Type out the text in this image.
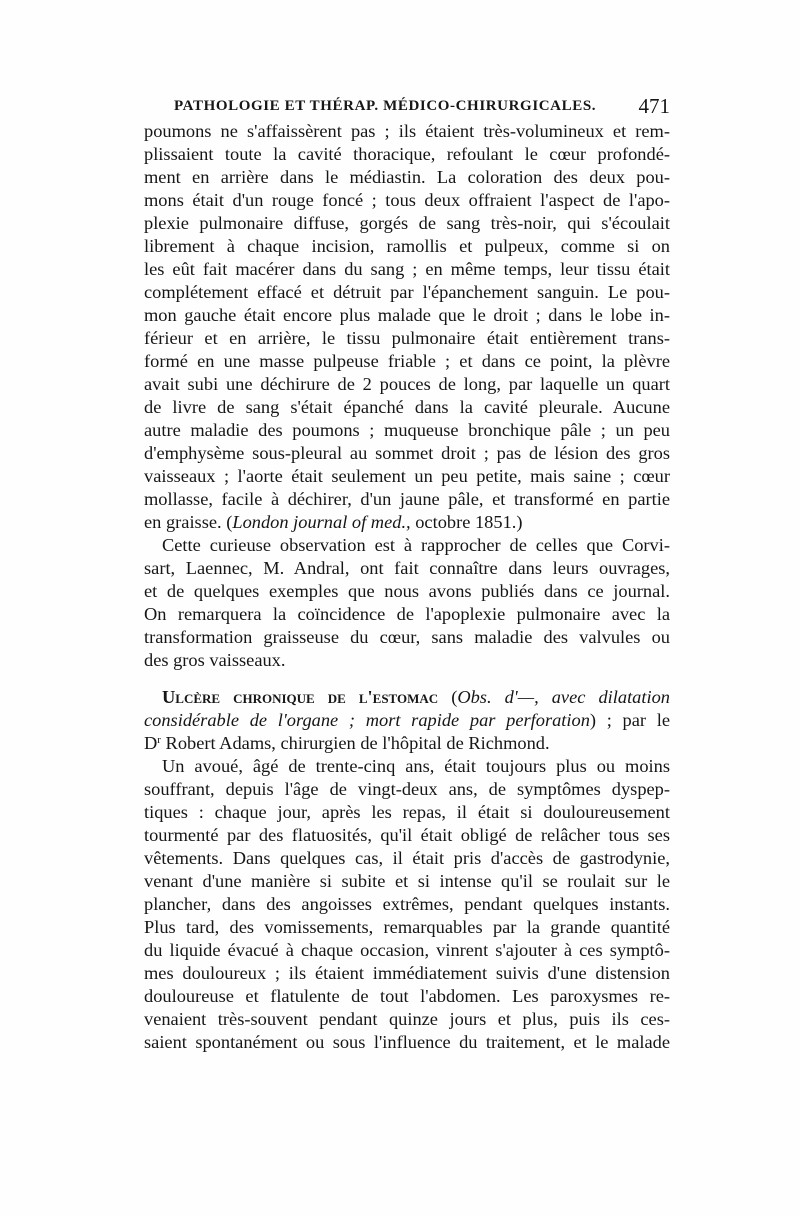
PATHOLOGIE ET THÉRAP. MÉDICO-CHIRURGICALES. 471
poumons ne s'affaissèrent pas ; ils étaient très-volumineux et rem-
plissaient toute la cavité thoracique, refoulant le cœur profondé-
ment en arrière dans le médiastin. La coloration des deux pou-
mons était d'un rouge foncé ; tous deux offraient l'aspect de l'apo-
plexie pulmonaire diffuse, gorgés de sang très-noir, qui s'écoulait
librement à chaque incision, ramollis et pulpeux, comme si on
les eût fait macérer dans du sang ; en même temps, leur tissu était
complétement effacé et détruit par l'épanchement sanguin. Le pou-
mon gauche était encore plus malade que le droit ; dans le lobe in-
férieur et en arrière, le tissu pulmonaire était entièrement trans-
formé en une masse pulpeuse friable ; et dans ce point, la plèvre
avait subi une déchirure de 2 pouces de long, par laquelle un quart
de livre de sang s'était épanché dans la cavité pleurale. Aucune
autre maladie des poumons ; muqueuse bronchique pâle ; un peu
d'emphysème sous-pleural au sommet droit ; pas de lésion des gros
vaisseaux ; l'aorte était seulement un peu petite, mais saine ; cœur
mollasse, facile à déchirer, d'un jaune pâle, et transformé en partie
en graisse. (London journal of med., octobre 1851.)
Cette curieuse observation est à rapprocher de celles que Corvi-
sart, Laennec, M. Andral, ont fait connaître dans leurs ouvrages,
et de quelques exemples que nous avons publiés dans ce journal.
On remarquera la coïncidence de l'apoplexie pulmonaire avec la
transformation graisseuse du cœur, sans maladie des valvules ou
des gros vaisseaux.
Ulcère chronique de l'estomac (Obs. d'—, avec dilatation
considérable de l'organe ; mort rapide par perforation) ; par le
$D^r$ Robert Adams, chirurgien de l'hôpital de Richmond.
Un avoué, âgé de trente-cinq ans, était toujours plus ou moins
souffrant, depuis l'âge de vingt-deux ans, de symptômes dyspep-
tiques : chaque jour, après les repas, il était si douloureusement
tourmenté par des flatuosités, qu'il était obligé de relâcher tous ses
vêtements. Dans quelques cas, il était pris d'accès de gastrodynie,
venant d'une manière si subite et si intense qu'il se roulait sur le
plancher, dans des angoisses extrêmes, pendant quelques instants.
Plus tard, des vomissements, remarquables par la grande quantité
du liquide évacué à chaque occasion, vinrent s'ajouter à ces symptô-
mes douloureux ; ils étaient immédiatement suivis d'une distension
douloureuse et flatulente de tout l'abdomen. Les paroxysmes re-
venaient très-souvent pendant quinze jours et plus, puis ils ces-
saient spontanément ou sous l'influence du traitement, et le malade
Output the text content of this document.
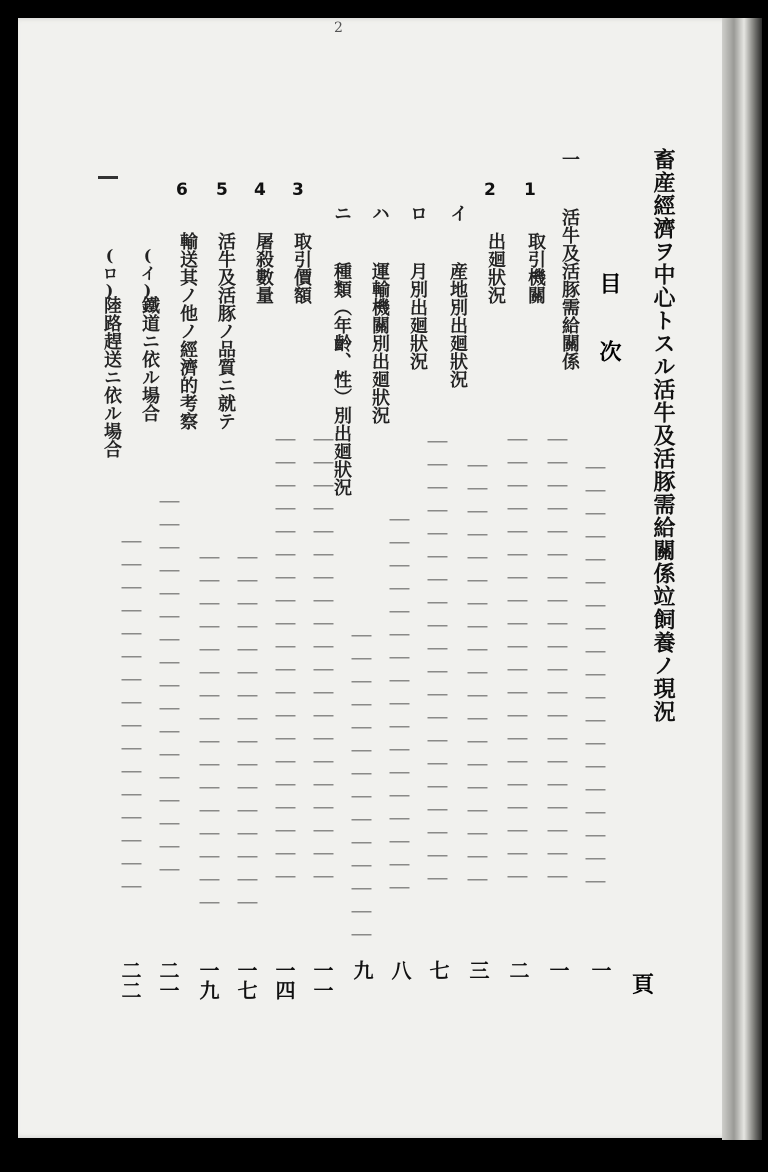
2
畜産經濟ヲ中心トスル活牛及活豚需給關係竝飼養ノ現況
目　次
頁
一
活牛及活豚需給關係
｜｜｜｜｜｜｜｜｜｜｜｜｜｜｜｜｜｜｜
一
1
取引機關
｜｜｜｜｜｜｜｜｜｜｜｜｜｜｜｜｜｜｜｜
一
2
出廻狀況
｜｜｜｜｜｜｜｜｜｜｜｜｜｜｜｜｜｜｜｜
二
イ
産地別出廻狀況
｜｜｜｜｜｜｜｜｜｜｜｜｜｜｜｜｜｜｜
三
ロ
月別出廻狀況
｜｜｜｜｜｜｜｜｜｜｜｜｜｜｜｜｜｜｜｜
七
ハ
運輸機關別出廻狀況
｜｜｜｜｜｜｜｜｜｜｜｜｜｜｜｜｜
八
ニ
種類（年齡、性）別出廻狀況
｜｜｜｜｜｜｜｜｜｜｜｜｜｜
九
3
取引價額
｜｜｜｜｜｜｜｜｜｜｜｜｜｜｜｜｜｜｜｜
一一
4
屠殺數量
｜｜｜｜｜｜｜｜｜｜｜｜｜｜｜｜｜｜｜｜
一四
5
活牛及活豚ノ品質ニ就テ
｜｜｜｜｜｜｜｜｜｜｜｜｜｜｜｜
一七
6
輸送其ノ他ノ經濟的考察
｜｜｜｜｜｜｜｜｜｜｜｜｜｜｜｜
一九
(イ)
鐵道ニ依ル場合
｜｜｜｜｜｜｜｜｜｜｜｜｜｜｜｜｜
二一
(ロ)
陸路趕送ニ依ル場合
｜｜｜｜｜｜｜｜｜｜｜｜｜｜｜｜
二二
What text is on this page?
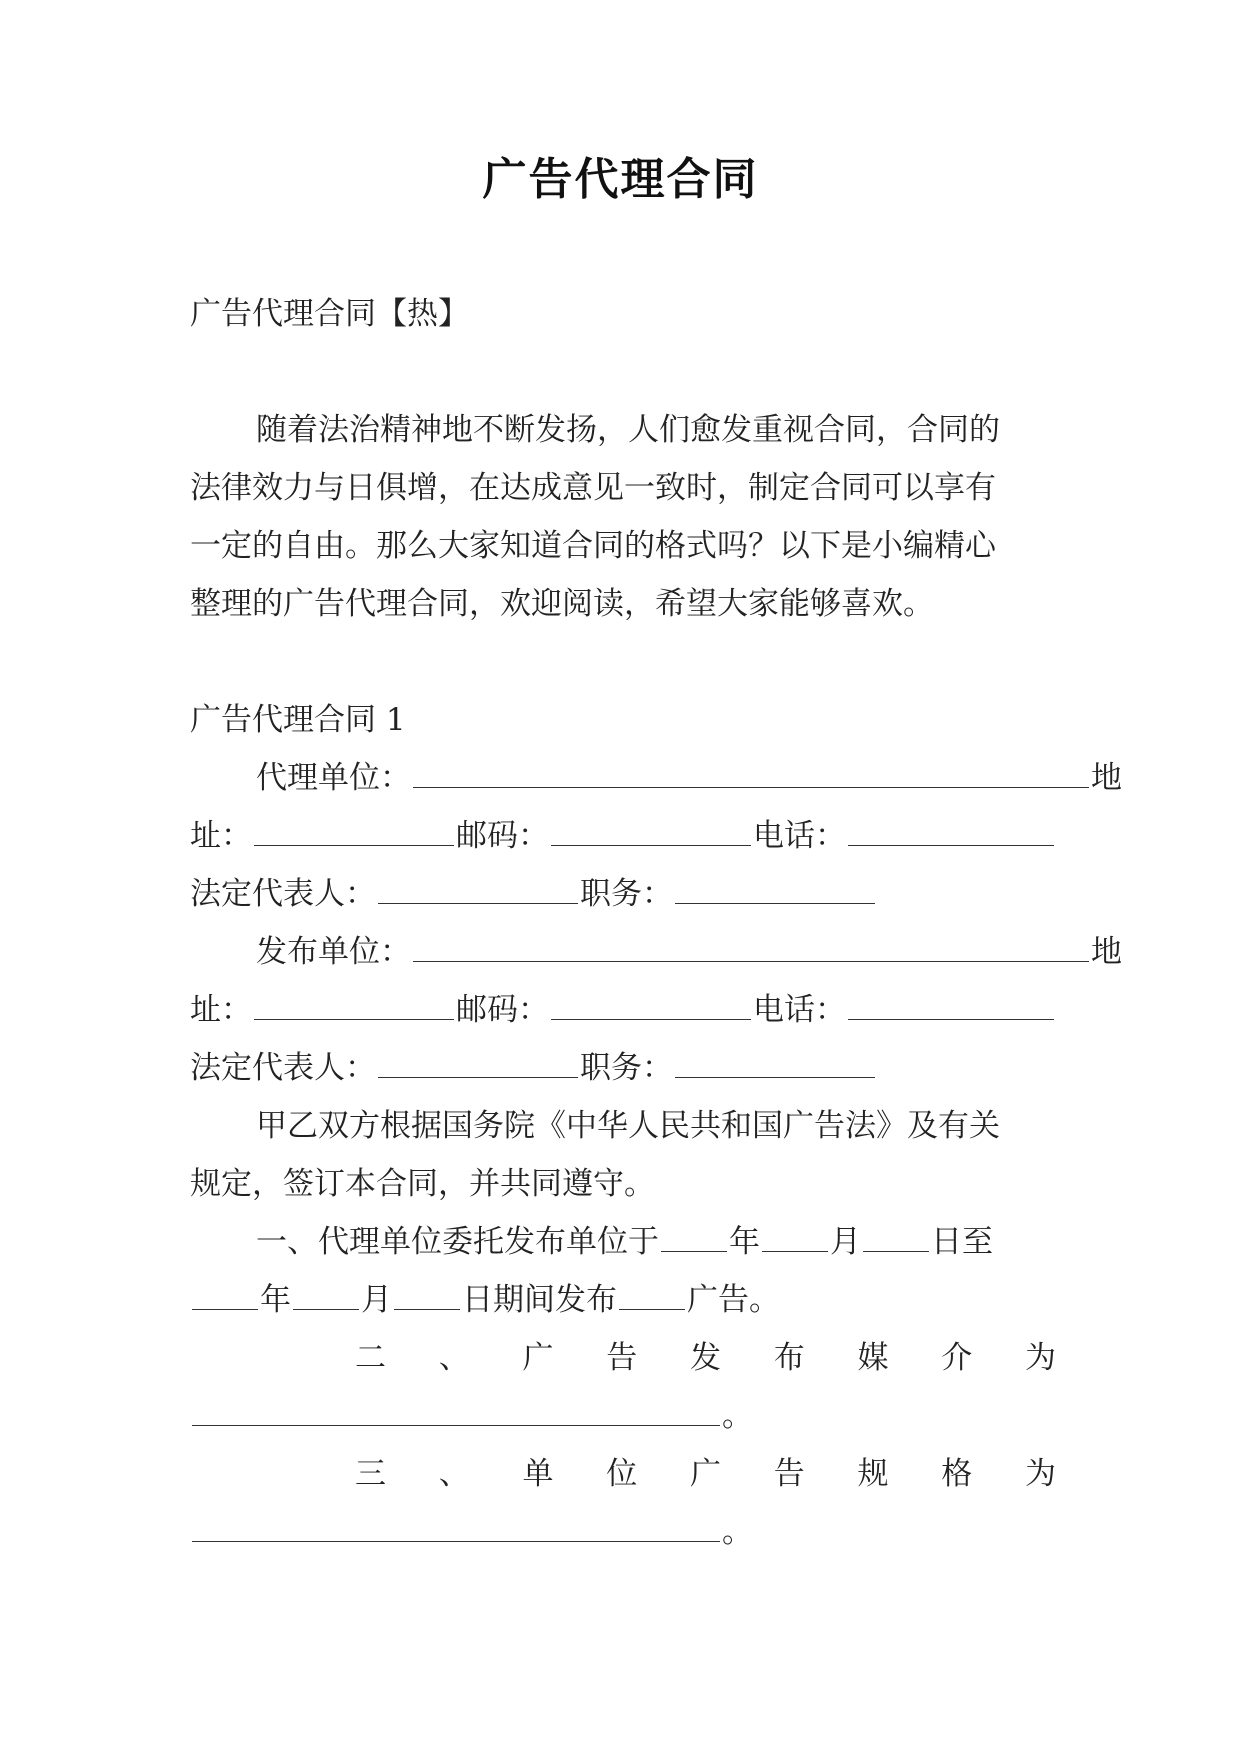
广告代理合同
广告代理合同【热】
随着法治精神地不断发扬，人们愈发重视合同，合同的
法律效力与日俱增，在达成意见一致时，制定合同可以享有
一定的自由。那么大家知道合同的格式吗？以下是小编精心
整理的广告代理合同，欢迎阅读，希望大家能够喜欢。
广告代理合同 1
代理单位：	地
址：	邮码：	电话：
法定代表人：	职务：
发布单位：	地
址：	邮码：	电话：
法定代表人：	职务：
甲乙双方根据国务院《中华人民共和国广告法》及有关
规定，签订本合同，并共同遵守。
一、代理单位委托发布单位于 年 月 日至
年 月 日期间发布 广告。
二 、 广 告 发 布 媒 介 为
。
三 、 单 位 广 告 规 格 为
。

-.-.-

_Task objective_. Output exactly the lines from the one containing "What text is on this page?" through the last line of the records above, both included, and leave out the pictures.

_Exercise response_.
What text is on this page?
广告代理合同
广告代理合同【热】
随着法治精神地不断发扬，人们愈发重视合同，合同的
法律效力与日俱增，在达成意见一致时，制定合同可以享有
一定的自由。那么大家知道合同的格式吗？以下是小编精心
整理的广告代理合同，欢迎阅读，希望大家能够喜欢。
广告代理合同 1
代理单位：	地
址：	邮码：	电话：
法定代表人：	职务：
发布单位：	地
址：	邮码：	电话：
法定代表人：	职务：
甲乙双方根据国务院《中华人民共和国广告法》及有关
规定，签订本合同，并共同遵守。
一、代理单位委托发布单位于 年 月 日至
年 月 日期间发布 广告。
二 、 广 告 发 布 媒 介 为
。
三 、 单 位 广 告 规 格 为
。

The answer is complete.